### RECORDS FOR PROCESSING
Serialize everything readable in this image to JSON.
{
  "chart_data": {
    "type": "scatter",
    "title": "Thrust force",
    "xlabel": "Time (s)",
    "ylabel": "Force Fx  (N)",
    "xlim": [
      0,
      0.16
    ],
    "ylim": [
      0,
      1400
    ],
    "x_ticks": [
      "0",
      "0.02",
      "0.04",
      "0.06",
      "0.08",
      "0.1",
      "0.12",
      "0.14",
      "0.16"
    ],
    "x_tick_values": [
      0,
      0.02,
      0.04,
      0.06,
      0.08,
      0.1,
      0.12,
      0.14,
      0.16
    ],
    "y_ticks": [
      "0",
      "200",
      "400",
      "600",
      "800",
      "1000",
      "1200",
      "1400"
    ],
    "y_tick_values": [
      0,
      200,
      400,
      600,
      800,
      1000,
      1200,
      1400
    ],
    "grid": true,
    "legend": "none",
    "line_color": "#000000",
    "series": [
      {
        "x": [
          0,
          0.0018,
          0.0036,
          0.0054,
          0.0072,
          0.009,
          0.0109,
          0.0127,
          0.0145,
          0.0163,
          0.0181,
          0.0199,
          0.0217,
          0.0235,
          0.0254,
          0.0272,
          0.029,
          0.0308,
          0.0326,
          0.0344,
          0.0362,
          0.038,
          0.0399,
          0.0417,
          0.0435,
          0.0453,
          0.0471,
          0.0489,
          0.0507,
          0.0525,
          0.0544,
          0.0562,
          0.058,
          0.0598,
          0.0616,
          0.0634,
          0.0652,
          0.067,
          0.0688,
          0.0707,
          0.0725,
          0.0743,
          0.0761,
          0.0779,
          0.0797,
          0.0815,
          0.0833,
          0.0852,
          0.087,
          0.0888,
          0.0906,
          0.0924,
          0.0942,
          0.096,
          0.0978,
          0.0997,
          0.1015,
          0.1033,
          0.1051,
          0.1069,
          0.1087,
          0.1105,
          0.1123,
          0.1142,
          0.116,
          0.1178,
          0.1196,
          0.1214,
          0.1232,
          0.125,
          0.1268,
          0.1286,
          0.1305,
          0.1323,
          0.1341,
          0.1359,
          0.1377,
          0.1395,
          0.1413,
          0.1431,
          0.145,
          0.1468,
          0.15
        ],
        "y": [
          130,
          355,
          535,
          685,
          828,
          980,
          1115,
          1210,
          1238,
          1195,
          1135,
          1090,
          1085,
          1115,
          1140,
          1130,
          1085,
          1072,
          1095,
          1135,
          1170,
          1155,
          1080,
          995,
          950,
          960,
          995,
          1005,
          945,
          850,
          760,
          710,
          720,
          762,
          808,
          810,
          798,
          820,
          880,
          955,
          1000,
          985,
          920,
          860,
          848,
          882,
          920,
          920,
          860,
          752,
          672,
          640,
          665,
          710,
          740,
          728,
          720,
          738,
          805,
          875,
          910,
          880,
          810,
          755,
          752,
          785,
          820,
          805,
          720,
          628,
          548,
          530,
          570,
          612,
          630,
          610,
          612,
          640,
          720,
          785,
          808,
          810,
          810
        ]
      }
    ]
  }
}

### REQUIREMENT
Extract the complete data, matching each line exactly.

### OUTPUT OF THE TASK
Serialize everything readable in this image to JSON.
{
  "chart_data": {
    "type": "scatter",
    "title": "Thrust force",
    "xlabel": "Time (s)",
    "ylabel": "Force Fx  (N)",
    "xlim": [
      0,
      0.16
    ],
    "ylim": [
      0,
      1400
    ],
    "x_ticks": [
      "0",
      "0.02",
      "0.04",
      "0.06",
      "0.08",
      "0.1",
      "0.12",
      "0.14",
      "0.16"
    ],
    "x_tick_values": [
      0,
      0.02,
      0.04,
      0.06,
      0.08,
      0.1,
      0.12,
      0.14,
      0.16
    ],
    "y_ticks": [
      "0",
      "200",
      "400",
      "600",
      "800",
      "1000",
      "1200",
      "1400"
    ],
    "y_tick_values": [
      0,
      200,
      400,
      600,
      800,
      1000,
      1200,
      1400
    ],
    "grid": true,
    "legend": "none",
    "line_color": "#000000",
    "series": [
      {
        "x": [
          0,
          0.0018,
          0.0036,
          0.0054,
          0.0072,
          0.009,
          0.0109,
          0.0127,
          0.0145,
          0.0163,
          0.0181,
          0.0199,
          0.0217,
          0.0235,
          0.0254,
          0.0272,
          0.029,
          0.0308,
          0.0326,
          0.0344,
          0.0362,
          0.038,
          0.0399,
          0.0417,
          0.0435,
          0.0453,
          0.0471,
          0.0489,
          0.0507,
          0.0525,
          0.0544,
          0.0562,
          0.058,
          0.0598,
          0.0616,
          0.0634,
          0.0652,
          0.067,
          0.0688,
          0.0707,
          0.0725,
          0.0743,
          0.0761,
          0.0779,
          0.0797,
          0.0815,
          0.0833,
          0.0852,
          0.087,
          0.0888,
          0.0906,
          0.0924,
          0.0942,
          0.096,
          0.0978,
          0.0997,
          0.1015,
          0.1033,
          0.1051,
          0.1069,
          0.1087,
          0.1105,
          0.1123,
          0.1142,
          0.116,
          0.1178,
          0.1196,
          0.1214,
          0.1232,
          0.125,
          0.1268,
          0.1286,
          0.1305,
          0.1323,
          0.1341,
          0.1359,
          0.1377,
          0.1395,
          0.1413,
          0.1431,
          0.145,
          0.1468,
          0.15
        ],
        "y": [
          130,
          355,
          535,
          685,
          828,
          980,
          1115,
          1210,
          1238,
          1195,
          1135,
          1090,
          1085,
          1115,
          1140,
          1130,
          1085,
          1072,
          1095,
          1135,
          1170,
          1155,
          1080,
          995,
          950,
          960,
          995,
          1005,
          945,
          850,
          760,
          710,
          720,
          762,
          808,
          810,
          798,
          820,
          880,
          955,
          1000,
          985,
          920,
          860,
          848,
          882,
          920,
          920,
          860,
          752,
          672,
          640,
          665,
          710,
          740,
          728,
          720,
          738,
          805,
          875,
          910,
          880,
          810,
          755,
          752,
          785,
          820,
          805,
          720,
          628,
          548,
          530,
          570,
          612,
          630,
          610,
          612,
          640,
          720,
          785,
          808,
          810,
          810
        ]
      }
    ]
  }
}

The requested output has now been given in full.